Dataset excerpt
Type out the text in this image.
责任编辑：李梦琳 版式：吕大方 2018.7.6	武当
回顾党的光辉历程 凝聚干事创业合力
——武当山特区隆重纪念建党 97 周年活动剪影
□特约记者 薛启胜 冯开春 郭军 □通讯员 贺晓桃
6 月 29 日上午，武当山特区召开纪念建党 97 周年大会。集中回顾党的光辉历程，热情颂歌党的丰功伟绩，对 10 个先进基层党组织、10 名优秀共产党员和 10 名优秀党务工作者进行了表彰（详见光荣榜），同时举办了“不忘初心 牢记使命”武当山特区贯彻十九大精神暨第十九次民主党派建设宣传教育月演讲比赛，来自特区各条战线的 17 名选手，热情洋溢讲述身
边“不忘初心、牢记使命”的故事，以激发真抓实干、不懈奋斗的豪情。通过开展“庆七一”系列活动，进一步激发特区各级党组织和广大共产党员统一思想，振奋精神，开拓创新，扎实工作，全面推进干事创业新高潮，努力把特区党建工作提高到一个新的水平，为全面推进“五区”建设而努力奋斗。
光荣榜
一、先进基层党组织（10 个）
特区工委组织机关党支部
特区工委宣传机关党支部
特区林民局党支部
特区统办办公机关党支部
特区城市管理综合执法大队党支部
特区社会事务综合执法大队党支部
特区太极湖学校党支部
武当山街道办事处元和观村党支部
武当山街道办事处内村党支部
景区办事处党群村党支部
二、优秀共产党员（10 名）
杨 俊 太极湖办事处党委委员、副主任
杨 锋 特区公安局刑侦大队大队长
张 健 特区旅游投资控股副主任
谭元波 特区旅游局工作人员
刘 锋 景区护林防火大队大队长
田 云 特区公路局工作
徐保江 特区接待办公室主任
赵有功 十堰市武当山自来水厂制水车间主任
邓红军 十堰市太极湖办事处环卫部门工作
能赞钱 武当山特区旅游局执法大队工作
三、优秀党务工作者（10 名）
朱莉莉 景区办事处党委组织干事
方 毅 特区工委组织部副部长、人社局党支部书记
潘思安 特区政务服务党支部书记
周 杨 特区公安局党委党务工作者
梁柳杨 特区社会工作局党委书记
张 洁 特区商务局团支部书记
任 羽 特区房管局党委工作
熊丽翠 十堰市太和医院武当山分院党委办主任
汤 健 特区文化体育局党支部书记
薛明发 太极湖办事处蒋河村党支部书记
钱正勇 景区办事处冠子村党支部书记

(Goal)
Return every line in the listing that contains the word "牢记使命".

(Reply to the exercise)
6 月 29 日上午，武当山特区召开纪念建党 97 周年大会。集中回顾党的光辉历程，热情颂歌党的丰功伟绩，对 10 个先进基层党组织、10 名优秀共产党员和 10 名优秀党务工作者进行了表彰（详见光荣榜），同时举办了“不忘初心 牢记使命”武当山特区贯彻十九大精神暨第十九次民主党派建设宣传教育月演讲比赛，来自特区各条战线的 17 名选手，热情洋溢讲述身
边“不忘初心、牢记使命”的故事，以激发真抓实干、不懈奋斗的豪情。通过开展“庆七一”系列活动，进一步激发特区各级党组织和广大共产党员统一思想，振奋精神，开拓创新，扎实工作，全面推进干事创业新高潮，努力把特区党建工作提高到一个新的水平，为全面推进“五区”建设而努力奋斗。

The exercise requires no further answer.